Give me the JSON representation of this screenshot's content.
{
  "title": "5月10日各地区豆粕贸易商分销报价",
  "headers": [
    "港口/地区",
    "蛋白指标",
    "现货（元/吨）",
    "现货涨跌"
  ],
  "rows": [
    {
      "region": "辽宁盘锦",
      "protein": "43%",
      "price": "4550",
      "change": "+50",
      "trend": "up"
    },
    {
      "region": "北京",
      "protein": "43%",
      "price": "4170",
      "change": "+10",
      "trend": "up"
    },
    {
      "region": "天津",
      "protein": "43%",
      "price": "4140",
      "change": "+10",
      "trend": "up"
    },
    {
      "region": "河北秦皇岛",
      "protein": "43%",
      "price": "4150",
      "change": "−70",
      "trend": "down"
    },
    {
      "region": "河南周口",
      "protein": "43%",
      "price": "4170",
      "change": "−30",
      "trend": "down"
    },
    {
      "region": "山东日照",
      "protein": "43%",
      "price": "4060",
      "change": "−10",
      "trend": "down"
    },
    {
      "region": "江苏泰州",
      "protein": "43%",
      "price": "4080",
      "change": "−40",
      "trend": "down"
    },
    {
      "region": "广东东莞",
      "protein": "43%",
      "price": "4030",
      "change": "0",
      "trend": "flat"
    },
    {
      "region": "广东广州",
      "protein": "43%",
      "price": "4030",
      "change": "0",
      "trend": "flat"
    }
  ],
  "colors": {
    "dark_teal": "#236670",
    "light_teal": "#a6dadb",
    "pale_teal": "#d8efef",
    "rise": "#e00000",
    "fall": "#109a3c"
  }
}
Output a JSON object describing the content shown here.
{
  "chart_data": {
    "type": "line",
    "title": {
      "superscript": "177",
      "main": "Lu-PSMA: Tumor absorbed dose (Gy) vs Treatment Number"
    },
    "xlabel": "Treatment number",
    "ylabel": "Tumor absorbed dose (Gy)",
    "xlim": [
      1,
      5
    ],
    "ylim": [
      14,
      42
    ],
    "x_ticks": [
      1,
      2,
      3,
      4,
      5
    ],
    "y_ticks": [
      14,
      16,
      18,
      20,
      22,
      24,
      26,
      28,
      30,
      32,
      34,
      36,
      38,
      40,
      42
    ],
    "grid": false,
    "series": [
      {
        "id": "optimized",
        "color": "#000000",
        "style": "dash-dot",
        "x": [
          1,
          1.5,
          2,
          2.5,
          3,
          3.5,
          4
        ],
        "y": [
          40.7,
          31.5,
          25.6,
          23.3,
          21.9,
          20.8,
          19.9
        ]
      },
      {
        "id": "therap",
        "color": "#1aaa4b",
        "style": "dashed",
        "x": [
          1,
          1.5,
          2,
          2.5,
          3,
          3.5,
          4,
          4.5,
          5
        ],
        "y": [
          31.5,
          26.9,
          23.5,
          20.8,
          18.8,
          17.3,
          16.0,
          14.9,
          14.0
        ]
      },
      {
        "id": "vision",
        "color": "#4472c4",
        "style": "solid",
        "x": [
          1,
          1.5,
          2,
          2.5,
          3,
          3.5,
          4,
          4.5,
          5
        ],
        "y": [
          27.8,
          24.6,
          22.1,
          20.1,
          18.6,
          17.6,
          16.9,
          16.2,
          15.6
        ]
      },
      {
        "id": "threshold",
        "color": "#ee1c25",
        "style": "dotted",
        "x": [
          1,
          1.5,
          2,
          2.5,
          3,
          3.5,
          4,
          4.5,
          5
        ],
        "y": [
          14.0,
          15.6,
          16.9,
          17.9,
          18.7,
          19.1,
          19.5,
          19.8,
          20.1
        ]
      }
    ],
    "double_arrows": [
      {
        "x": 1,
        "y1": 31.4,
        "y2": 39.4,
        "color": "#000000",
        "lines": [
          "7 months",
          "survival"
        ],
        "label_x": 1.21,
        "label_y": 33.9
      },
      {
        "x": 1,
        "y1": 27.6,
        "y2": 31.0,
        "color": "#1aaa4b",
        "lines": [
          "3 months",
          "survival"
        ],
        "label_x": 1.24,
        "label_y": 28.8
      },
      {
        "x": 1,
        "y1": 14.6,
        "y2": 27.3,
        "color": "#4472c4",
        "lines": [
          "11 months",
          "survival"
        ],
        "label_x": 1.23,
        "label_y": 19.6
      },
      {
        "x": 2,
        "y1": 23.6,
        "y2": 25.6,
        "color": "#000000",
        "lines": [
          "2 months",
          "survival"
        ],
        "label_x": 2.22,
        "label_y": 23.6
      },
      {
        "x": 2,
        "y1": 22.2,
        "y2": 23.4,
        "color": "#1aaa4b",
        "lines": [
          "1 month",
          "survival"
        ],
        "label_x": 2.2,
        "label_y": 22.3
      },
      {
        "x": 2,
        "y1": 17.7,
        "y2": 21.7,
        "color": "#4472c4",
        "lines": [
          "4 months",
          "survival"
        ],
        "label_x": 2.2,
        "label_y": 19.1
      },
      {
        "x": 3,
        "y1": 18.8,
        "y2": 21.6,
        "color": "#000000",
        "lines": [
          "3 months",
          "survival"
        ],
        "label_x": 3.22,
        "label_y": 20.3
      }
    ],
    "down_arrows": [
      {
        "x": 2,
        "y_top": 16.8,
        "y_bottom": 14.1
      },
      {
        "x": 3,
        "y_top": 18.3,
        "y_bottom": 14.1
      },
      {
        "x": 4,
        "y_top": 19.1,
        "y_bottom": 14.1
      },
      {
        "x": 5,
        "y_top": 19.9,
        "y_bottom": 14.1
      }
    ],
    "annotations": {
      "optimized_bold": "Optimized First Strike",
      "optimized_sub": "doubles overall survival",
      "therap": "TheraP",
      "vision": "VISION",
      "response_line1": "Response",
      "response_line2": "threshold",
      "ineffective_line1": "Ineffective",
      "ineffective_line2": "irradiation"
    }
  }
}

● **PROBLEM REQUIREMENTS**
Exactly as they appear above, give the entries again.

● **TASK RESULT**
Give me the JSON representation of this screenshot's content.
{
  "title": "5月10日各地区豆粕贸易商分销报价",
  "headers": [
    "港口/地区",
    "蛋白指标",
    "现货（元/吨）",
    "现货涨跌"
  ],
  "rows": [
    {
      "region": "辽宁盘锦",
      "protein": "43%",
      "price": "4550",
      "change": "+50",
      "trend": "up"
    },
    {
      "region": "北京",
      "protein": "43%",
      "price": "4170",
      "change": "+10",
      "trend": "up"
    },
    {
      "region": "天津",
      "protein": "43%",
      "price": "4140",
      "change": "+10",
      "trend": "up"
    },
    {
      "region": "河北秦皇岛",
      "protein": "43%",
      "price": "4150",
      "change": "−70",
      "trend": "down"
    },
    {
      "region": "河南周口",
      "protein": "43%",
      "price": "4170",
      "change": "−30",
      "trend": "down"
    },
    {
      "region": "山东日照",
      "protein": "43%",
      "price": "4060",
      "change": "−10",
      "trend": "down"
    },
    {
      "region": "江苏泰州",
      "protein": "43%",
      "price": "4080",
      "change": "−40",
      "trend": "down"
    },
    {
      "region": "广东东莞",
      "protein": "43%",
      "price": "4030",
      "change": "0",
      "trend": "flat"
    },
    {
      "region": "广东广州",
      "protein": "43%",
      "price": "4030",
      "change": "0",
      "trend": "flat"
    }
  ],
  "colors": {
    "dark_teal": "#236670",
    "light_teal": "#a6dadb",
    "pale_teal": "#d8efef",
    "rise": "#e00000",
    "fall": "#109a3c"
  }
}
Output a JSON object describing the content shown here.
{
  "chart_data": {
    "type": "line",
    "title": {
      "superscript": "177",
      "main": "Lu-PSMA: Tumor absorbed dose (Gy) vs Treatment Number"
    },
    "xlabel": "Treatment number",
    "ylabel": "Tumor absorbed dose (Gy)",
    "xlim": [
      1,
      5
    ],
    "ylim": [
      14,
      42
    ],
    "x_ticks": [
      1,
      2,
      3,
      4,
      5
    ],
    "y_ticks": [
      14,
      16,
      18,
      20,
      22,
      24,
      26,
      28,
      30,
      32,
      34,
      36,
      38,
      40,
      42
    ],
    "grid": false,
    "series": [
      {
        "id": "optimized",
        "color": "#000000",
        "style": "dash-dot",
        "x": [
          1,
          1.5,
          2,
          2.5,
          3,
          3.5,
          4
        ],
        "y": [
          40.7,
          31.5,
          25.6,
          23.3,
          21.9,
          20.8,
          19.9
        ]
      },
      {
        "id": "therap",
        "color": "#1aaa4b",
        "style": "dashed",
        "x": [
          1,
          1.5,
          2,
          2.5,
          3,
          3.5,
          4,
          4.5,
          5
        ],
        "y": [
          31.5,
          26.9,
          23.5,
          20.8,
          18.8,
          17.3,
          16.0,
          14.9,
          14.0
        ]
      },
      {
        "id": "vision",
        "color": "#4472c4",
        "style": "solid",
        "x": [
          1,
          1.5,
          2,
          2.5,
          3,
          3.5,
          4,
          4.5,
          5
        ],
        "y": [
          27.8,
          24.6,
          22.1,
          20.1,
          18.6,
          17.6,
          16.9,
          16.2,
          15.6
        ]
      },
      {
        "id": "threshold",
        "color": "#ee1c25",
        "style": "dotted",
        "x": [
          1,
          1.5,
          2,
          2.5,
          3,
          3.5,
          4,
          4.5,
          5
        ],
        "y": [
          14.0,
          15.6,
          16.9,
          17.9,
          18.7,
          19.1,
          19.5,
          19.8,
          20.1
        ]
      }
    ],
    "double_arrows": [
      {
        "x": 1,
        "y1": 31.4,
        "y2": 39.4,
        "color": "#000000",
        "lines": [
          "7 months",
          "survival"
        ],
        "label_x": 1.21,
        "label_y": 33.9
      },
      {
        "x": 1,
        "y1": 27.6,
        "y2": 31.0,
        "color": "#1aaa4b",
        "lines": [
          "3 months",
          "survival"
        ],
        "label_x": 1.24,
        "label_y": 28.8
      },
      {
        "x": 1,
        "y1": 14.6,
        "y2": 27.3,
        "color": "#4472c4",
        "lines": [
          "11 months",
          "survival"
        ],
        "label_x": 1.23,
        "label_y": 19.6
      },
      {
        "x": 2,
        "y1": 23.6,
        "y2": 25.6,
        "color": "#000000",
        "lines": [
          "2 months",
          "survival"
        ],
        "label_x": 2.22,
        "label_y": 23.6
      },
      {
        "x": 2,
        "y1": 22.2,
        "y2": 23.4,
        "color": "#1aaa4b",
        "lines": [
          "1 month",
          "survival"
        ],
        "label_x": 2.2,
        "label_y": 22.3
      },
      {
        "x": 2,
        "y1": 17.7,
        "y2": 21.7,
        "color": "#4472c4",
        "lines": [
          "4 months",
          "survival"
        ],
        "label_x": 2.2,
        "label_y": 19.1
      },
      {
        "x": 3,
        "y1": 18.8,
        "y2": 21.6,
        "color": "#000000",
        "lines": [
          "3 months",
          "survival"
        ],
        "label_x": 3.22,
        "label_y": 20.3
      }
    ],
    "down_arrows": [
      {
        "x": 2,
        "y_top": 16.8,
        "y_bottom": 14.1
      },
      {
        "x": 3,
        "y_top": 18.3,
        "y_bottom": 14.1
      },
      {
        "x": 4,
        "y_top": 19.1,
        "y_bottom": 14.1
      },
      {
        "x": 5,
        "y_top": 19.9,
        "y_bottom": 14.1
      }
    ],
    "annotations": {
      "optimized_bold": "Optimized First Strike",
      "optimized_sub": "doubles overall survival",
      "therap": "TheraP",
      "vision": "VISION",
      "response_line1": "Response",
      "response_line2": "threshold",
      "ineffective_line1": "Ineffective",
      "ineffective_line2": "irradiation"
    }
  }
}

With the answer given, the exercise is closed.